Data records ->
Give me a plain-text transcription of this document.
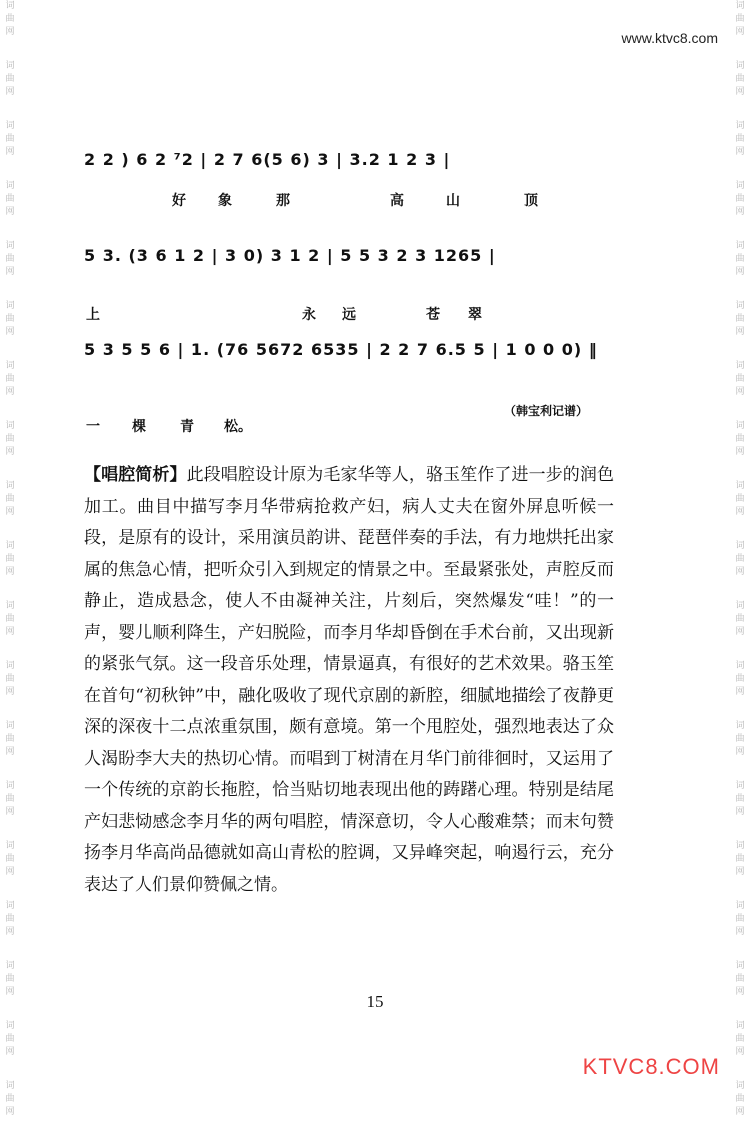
词
曲
网
词
曲
网
词
曲
网
词
曲
网
词
曲
网
词
曲
网
词
曲
网
词
曲
网
词
曲
网
词
曲
网
词
曲
网
词
曲
网
词
曲
网
词
曲
网
词
曲
网
词
曲
网
词
曲
网
词
曲
网
词
曲
网
词
曲
网
词
曲
网
词
曲
网
词
曲
网
词
曲
网
词
曲
网
词
曲
网
词
曲
网
词
曲
网
词
曲
网
词
曲
网
词
曲
网
词
曲
网
词
曲
网
词
曲
网
词
曲
网
词
曲
网
词
曲
网
词
曲
网
www.ktvc8.com
2 2 ) 6 2 ⁷2 | 2 7 6(5 6) 3 | 3.2 1 2 3 |
好 象	那	高	山	顶
5 3. (3 6 1 2 | 3 0) 3 1 2 | 5 5 3 2 3 1265 |
上	永 远	苍 翠
5 3 5 5 6 | 1. (76 5672 6535 | 2 2 7 6.5 5 | 1 0 0 0) ‖
一 棵 青 松。
（韩宝利记谱）
【唱腔简析】此段唱腔设计原为毛家华等人，骆玉笙作了进一步的润色加工。曲目中描写李月华带病抢救产妇，病人丈夫在窗外屏息听候一段，是原有的设计，采用演员韵讲、琵琶伴奏的手法，有力地烘托出家属的焦急心情，把听众引入到规定的情景之中。至最紧张处，声腔反而静止，造成悬念，使人不由凝神关注，片刻后，突然爆发“哇！”的一声，婴儿顺利降生，产妇脱险，而李月华却昏倒在手术台前，又出现新的紧张气氛。这一段音乐处理，情景逼真，有很好的艺术效果。骆玉笙在首句“初秋钟”中，融化吸收了现代京剧的新腔，细腻地描绘了夜静更深的深夜十二点浓重氛围，颇有意境。第一个甩腔处，强烈地表达了众人渴盼李大夫的热切心情。而唱到丁树清在月华门前徘徊时，又运用了一个传统的京韵长拖腔，恰当贴切地表现出他的踌躇心理。特别是结尾产妇悲恸感念李月华的两句唱腔，情深意切，令人心酸难禁；而末句赞扬李月华高尚品德就如高山青松的腔调，又异峰突起，响遏行云，充分表达了人们景仰赞佩之情。
15
KTVC8.COM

Set problem ->
Pictures in the records above are left out; print everything else exactly as written.

Result ->
Give me a plain-text transcription of this document.
词
曲
网
词
曲
网
词
曲
网
词
曲
网
词
曲
网
词
曲
网
词
曲
网
词
曲
网
词
曲
网
词
曲
网
词
曲
网
词
曲
网
词
曲
网
词
曲
网
词
曲
网
词
曲
网
词
曲
网
词
曲
网
词
曲
网
词
曲
网
词
曲
网
词
曲
网
词
曲
网
词
曲
网
词
曲
网
词
曲
网
词
曲
网
词
曲
网
词
曲
网
词
曲
网
词
曲
网
词
曲
网
词
曲
网
词
曲
网
词
曲
网
词
曲
网
词
曲
网
词
曲
网
www.ktvc8.com
2 2 ) 6 2 ⁷2 | 2 7 6(5 6) 3 | 3.2 1 2 3 |
好 象	那	高	山	顶
5 3. (3 6 1 2 | 3 0) 3 1 2 | 5 5 3 2 3 1265 |
上	永 远	苍 翠
5 3 5 5 6 | 1. (76 5672 6535 | 2 2 7 6.5 5 | 1 0 0 0) ‖
一 棵 青 松。
（韩宝利记谱）
【唱腔简析】此段唱腔设计原为毛家华等人，骆玉笙作了进一步的润色加工。曲目中描写李月华带病抢救产妇，病人丈夫在窗外屏息听候一段，是原有的设计，采用演员韵讲、琵琶伴奏的手法，有力地烘托出家属的焦急心情，把听众引入到规定的情景之中。至最紧张处，声腔反而静止，造成悬念，使人不由凝神关注，片刻后，突然爆发“哇！”的一声，婴儿顺利降生，产妇脱险，而李月华却昏倒在手术台前，又出现新的紧张气氛。这一段音乐处理，情景逼真，有很好的艺术效果。骆玉笙在首句“初秋钟”中，融化吸收了现代京剧的新腔，细腻地描绘了夜静更深的深夜十二点浓重氛围，颇有意境。第一个甩腔处，强烈地表达了众人渴盼李大夫的热切心情。而唱到丁树清在月华门前徘徊时，又运用了一个传统的京韵长拖腔，恰当贴切地表现出他的踌躇心理。特别是结尾产妇悲恸感念李月华的两句唱腔，情深意切，令人心酸难禁；而末句赞扬李月华高尚品德就如高山青松的腔调，又异峰突起，响遏行云，充分表达了人们景仰赞佩之情。
15
KTVC8.COM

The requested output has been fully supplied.